= Instructions to follow =
Reproduce all the entries precisely.

>> begin

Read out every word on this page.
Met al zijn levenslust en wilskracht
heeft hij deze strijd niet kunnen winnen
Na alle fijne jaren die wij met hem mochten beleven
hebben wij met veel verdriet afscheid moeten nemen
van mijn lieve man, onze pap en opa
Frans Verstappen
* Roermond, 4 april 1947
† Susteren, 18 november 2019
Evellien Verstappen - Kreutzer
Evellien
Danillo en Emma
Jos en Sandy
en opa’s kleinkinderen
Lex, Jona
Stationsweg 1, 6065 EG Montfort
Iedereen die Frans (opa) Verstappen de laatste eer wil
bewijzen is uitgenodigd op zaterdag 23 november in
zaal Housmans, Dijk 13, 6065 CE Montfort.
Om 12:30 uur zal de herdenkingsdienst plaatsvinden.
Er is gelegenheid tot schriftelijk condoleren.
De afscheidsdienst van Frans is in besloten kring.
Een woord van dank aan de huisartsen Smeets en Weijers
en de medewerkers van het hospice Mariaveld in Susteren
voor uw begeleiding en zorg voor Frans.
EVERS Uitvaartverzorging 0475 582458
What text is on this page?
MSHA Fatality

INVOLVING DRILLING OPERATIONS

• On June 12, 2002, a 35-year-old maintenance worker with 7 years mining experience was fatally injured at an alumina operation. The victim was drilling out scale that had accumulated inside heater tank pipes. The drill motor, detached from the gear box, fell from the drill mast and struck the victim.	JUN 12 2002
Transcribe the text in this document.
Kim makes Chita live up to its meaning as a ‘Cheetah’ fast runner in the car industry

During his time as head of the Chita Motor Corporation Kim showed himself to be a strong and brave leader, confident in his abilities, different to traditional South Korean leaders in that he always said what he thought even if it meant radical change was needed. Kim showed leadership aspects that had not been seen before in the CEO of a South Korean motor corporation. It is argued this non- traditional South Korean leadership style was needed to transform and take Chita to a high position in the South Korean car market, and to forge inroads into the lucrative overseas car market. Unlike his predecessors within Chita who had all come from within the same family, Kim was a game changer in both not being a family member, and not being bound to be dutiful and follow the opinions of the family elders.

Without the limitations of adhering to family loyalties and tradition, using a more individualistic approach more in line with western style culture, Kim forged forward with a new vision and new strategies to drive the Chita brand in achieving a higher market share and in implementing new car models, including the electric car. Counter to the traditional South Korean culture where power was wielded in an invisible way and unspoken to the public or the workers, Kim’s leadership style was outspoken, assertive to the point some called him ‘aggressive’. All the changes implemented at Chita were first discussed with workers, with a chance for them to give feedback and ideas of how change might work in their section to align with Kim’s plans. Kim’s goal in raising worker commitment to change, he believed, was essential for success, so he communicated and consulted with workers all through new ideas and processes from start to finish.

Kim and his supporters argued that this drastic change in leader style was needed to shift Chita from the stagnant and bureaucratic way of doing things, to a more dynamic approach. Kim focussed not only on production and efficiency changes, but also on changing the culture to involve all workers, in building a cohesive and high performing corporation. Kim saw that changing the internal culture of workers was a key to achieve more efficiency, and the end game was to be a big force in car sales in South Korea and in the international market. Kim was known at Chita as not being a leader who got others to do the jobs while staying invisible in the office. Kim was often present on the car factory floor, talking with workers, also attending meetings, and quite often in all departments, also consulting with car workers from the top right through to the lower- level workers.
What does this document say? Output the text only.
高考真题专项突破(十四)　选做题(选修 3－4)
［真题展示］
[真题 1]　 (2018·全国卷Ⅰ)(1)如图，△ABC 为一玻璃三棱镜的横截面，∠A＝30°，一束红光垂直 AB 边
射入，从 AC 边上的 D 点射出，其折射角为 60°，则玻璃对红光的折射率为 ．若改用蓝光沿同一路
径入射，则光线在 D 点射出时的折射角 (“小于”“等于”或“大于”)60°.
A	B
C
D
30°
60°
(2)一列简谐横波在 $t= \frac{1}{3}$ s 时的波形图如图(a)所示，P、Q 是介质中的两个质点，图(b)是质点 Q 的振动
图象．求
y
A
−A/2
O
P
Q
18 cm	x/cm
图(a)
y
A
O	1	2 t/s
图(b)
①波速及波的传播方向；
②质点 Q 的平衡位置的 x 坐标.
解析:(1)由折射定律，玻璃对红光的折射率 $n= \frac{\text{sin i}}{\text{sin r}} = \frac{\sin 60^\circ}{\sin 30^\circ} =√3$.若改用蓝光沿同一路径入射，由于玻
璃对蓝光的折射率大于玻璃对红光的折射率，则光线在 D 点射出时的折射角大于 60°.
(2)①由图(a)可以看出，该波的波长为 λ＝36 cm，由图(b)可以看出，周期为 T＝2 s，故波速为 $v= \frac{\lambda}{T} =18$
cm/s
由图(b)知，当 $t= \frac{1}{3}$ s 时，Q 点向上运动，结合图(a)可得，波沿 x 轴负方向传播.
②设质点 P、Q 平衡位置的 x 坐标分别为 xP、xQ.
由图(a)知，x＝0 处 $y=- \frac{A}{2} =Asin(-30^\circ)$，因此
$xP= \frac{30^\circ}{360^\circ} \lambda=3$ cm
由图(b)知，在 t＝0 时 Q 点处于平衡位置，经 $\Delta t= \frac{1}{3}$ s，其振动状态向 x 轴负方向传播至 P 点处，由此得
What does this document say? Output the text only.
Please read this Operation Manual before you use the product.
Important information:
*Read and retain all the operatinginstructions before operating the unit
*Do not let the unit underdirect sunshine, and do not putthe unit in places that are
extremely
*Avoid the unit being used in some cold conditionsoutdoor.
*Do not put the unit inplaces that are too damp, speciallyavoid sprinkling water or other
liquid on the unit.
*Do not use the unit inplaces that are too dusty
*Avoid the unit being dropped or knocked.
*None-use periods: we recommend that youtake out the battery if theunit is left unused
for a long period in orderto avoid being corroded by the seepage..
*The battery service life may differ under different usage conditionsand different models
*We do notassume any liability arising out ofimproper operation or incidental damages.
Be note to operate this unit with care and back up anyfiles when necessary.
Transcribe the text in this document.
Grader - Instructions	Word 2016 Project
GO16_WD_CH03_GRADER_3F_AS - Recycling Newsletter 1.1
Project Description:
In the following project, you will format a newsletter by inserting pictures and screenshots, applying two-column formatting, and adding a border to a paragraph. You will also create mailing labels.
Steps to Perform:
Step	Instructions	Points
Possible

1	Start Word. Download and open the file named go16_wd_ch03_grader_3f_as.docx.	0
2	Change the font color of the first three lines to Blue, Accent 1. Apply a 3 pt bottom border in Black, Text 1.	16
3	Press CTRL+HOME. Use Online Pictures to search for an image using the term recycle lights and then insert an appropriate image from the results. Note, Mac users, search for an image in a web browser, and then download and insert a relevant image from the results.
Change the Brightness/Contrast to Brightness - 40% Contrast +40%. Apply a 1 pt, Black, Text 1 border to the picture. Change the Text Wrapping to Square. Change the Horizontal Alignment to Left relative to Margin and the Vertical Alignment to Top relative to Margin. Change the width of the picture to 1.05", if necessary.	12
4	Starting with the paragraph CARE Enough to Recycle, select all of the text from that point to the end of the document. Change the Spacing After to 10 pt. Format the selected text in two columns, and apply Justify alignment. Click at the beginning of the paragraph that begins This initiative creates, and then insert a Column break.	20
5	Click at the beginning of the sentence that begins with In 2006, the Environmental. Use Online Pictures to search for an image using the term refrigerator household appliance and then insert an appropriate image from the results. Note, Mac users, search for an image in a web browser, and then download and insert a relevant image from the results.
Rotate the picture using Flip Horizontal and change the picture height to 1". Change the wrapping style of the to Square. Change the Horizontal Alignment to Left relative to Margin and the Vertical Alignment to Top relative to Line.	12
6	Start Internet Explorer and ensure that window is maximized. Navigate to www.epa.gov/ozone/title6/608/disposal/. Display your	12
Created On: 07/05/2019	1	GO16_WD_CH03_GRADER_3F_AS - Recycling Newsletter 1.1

>> end

= Completed task =
Read out every word on this page.
Met al zijn levenslust en wilskracht
heeft hij deze strijd niet kunnen winnen
Na alle fijne jaren die wij met hem mochten beleven
hebben wij met veel verdriet afscheid moeten nemen
van mijn lieve man, onze pap en opa
Frans Verstappen
* Roermond, 4 april 1947
† Susteren, 18 november 2019
Evellien Verstappen - Kreutzer
Evellien
Danillo en Emma
Jos en Sandy
en opa’s kleinkinderen
Lex, Jona
Stationsweg 1, 6065 EG Montfort
Iedereen die Frans (opa) Verstappen de laatste eer wil
bewijzen is uitgenodigd op zaterdag 23 november in
zaal Housmans, Dijk 13, 6065 CE Montfort.
Om 12:30 uur zal de herdenkingsdienst plaatsvinden.
Er is gelegenheid tot schriftelijk condoleren.
De afscheidsdienst van Frans is in besloten kring.
Een woord van dank aan de huisartsen Smeets en Weijers
en de medewerkers van het hospice Mariaveld in Susteren
voor uw begeleiding en zorg voor Frans.
EVERS Uitvaartverzorging 0475 582458
What text is on this page?
MSHA Fatality

INVOLVING DRILLING OPERATIONS

• On June 12, 2002, a 35-year-old maintenance worker with 7 years mining experience was fatally injured at an alumina operation. The victim was drilling out scale that had accumulated inside heater tank pipes. The drill motor, detached from the gear box, fell from the drill mast and struck the victim.	JUN 12 2002
Transcribe the text in this document.
Kim makes Chita live up to its meaning as a ‘Cheetah’ fast runner in the car industry

During his time as head of the Chita Motor Corporation Kim showed himself to be a strong and brave leader, confident in his abilities, different to traditional South Korean leaders in that he always said what he thought even if it meant radical change was needed. Kim showed leadership aspects that had not been seen before in the CEO of a South Korean motor corporation. It is argued this non- traditional South Korean leadership style was needed to transform and take Chita to a high position in the South Korean car market, and to forge inroads into the lucrative overseas car market. Unlike his predecessors within Chita who had all come from within the same family, Kim was a game changer in both not being a family member, and not being bound to be dutiful and follow the opinions of the family elders.

Without the limitations of adhering to family loyalties and tradition, using a more individualistic approach more in line with western style culture, Kim forged forward with a new vision and new strategies to drive the Chita brand in achieving a higher market share and in implementing new car models, including the electric car. Counter to the traditional South Korean culture where power was wielded in an invisible way and unspoken to the public or the workers, Kim’s leadership style was outspoken, assertive to the point some called him ‘aggressive’. All the changes implemented at Chita were first discussed with workers, with a chance for them to give feedback and ideas of how change might work in their section to align with Kim’s plans. Kim’s goal in raising worker commitment to change, he believed, was essential for success, so he communicated and consulted with workers all through new ideas and processes from start to finish.

Kim and his supporters argued that this drastic change in leader style was needed to shift Chita from the stagnant and bureaucratic way of doing things, to a more dynamic approach. Kim focussed not only on production and efficiency changes, but also on changing the culture to involve all workers, in building a cohesive and high performing corporation. Kim saw that changing the internal culture of workers was a key to achieve more efficiency, and the end game was to be a big force in car sales in South Korea and in the international market. Kim was known at Chita as not being a leader who got others to do the jobs while staying invisible in the office. Kim was often present on the car factory floor, talking with workers, also attending meetings, and quite often in all departments, also consulting with car workers from the top right through to the lower- level workers.
What does this document say? Output the text only.
高考真题专项突破(十四)　选做题(选修 3－4)
［真题展示］
[真题 1]　 (2018·全国卷Ⅰ)(1)如图，△ABC 为一玻璃三棱镜的横截面，∠A＝30°，一束红光垂直 AB 边
射入，从 AC 边上的 D 点射出，其折射角为 60°，则玻璃对红光的折射率为 ．若改用蓝光沿同一路
径入射，则光线在 D 点射出时的折射角 (“小于”“等于”或“大于”)60°.
A	B
C
D
30°
60°
(2)一列简谐横波在 $t= \frac{1}{3}$ s 时的波形图如图(a)所示，P、Q 是介质中的两个质点，图(b)是质点 Q 的振动
图象．求
y
A
−A/2
O
P
Q
18 cm	x/cm
图(a)
y
A
O	1	2 t/s
图(b)
①波速及波的传播方向；
②质点 Q 的平衡位置的 x 坐标.
解析:(1)由折射定律，玻璃对红光的折射率 $n= \frac{\text{sin i}}{\text{sin r}} = \frac{\sin 60^\circ}{\sin 30^\circ} =√3$.若改用蓝光沿同一路径入射，由于玻
璃对蓝光的折射率大于玻璃对红光的折射率，则光线在 D 点射出时的折射角大于 60°.
(2)①由图(a)可以看出，该波的波长为 λ＝36 cm，由图(b)可以看出，周期为 T＝2 s，故波速为 $v= \frac{\lambda}{T} =18$
cm/s
由图(b)知，当 $t= \frac{1}{3}$ s 时，Q 点向上运动，结合图(a)可得，波沿 x 轴负方向传播.
②设质点 P、Q 平衡位置的 x 坐标分别为 xP、xQ.
由图(a)知，x＝0 处 $y=- \frac{A}{2} =Asin(-30^\circ)$，因此
$xP= \frac{30^\circ}{360^\circ} \lambda=3$ cm
由图(b)知，在 t＝0 时 Q 点处于平衡位置，经 $\Delta t= \frac{1}{3}$ s，其振动状态向 x 轴负方向传播至 P 点处，由此得
What does this document say? Output the text only.
Please read this Operation Manual before you use the product.
Important information:
*Read and retain all the operatinginstructions before operating the unit
*Do not let the unit underdirect sunshine, and do not putthe unit in places that are
extremely
*Avoid the unit being used in some cold conditionsoutdoor.
*Do not put the unit inplaces that are too damp, speciallyavoid sprinkling water or other
liquid on the unit.
*Do not use the unit inplaces that are too dusty
*Avoid the unit being dropped or knocked.
*None-use periods: we recommend that youtake out the battery if theunit is left unused
for a long period in orderto avoid being corroded by the seepage..
*The battery service life may differ under different usage conditionsand different models
*We do notassume any liability arising out ofimproper operation or incidental damages.
Be note to operate this unit with care and back up anyfiles when necessary.
Transcribe the text in this document.
Grader - Instructions	Word 2016 Project
GO16_WD_CH03_GRADER_3F_AS - Recycling Newsletter 1.1
Project Description:
In the following project, you will format a newsletter by inserting pictures and screenshots, applying two-column formatting, and adding a border to a paragraph. You will also create mailing labels.
Steps to Perform:
Step	Instructions	Points
Possible

1	Start Word. Download and open the file named go16_wd_ch03_grader_3f_as.docx.	0
2	Change the font color of the first three lines to Blue, Accent 1. Apply a 3 pt bottom border in Black, Text 1.	16
3	Press CTRL+HOME. Use Online Pictures to search for an image using the term recycle lights and then insert an appropriate image from the results. Note, Mac users, search for an image in a web browser, and then download and insert a relevant image from the results.
Change the Brightness/Contrast to Brightness - 40% Contrast +40%. Apply a 1 pt, Black, Text 1 border to the picture. Change the Text Wrapping to Square. Change the Horizontal Alignment to Left relative to Margin and the Vertical Alignment to Top relative to Margin. Change the width of the picture to 1.05", if necessary.	12
4	Starting with the paragraph CARE Enough to Recycle, select all of the text from that point to the end of the document. Change the Spacing After to 10 pt. Format the selected text in two columns, and apply Justify alignment. Click at the beginning of the paragraph that begins This initiative creates, and then insert a Column break.	20
5	Click at the beginning of the sentence that begins with In 2006, the Environmental. Use Online Pictures to search for an image using the term refrigerator household appliance and then insert an appropriate image from the results. Note, Mac users, search for an image in a web browser, and then download and insert a relevant image from the results.
Rotate the picture using Flip Horizontal and change the picture height to 1". Change the wrapping style of the to Square. Change the Horizontal Alignment to Left relative to Margin and the Vertical Alignment to Top relative to Line.	12
6	Start Internet Explorer and ensure that window is maximized. Navigate to www.epa.gov/ozone/title6/608/disposal/. Display your	12
Created On: 07/05/2019	1	GO16_WD_CH03_GRADER_3F_AS - Recycling Newsletter 1.1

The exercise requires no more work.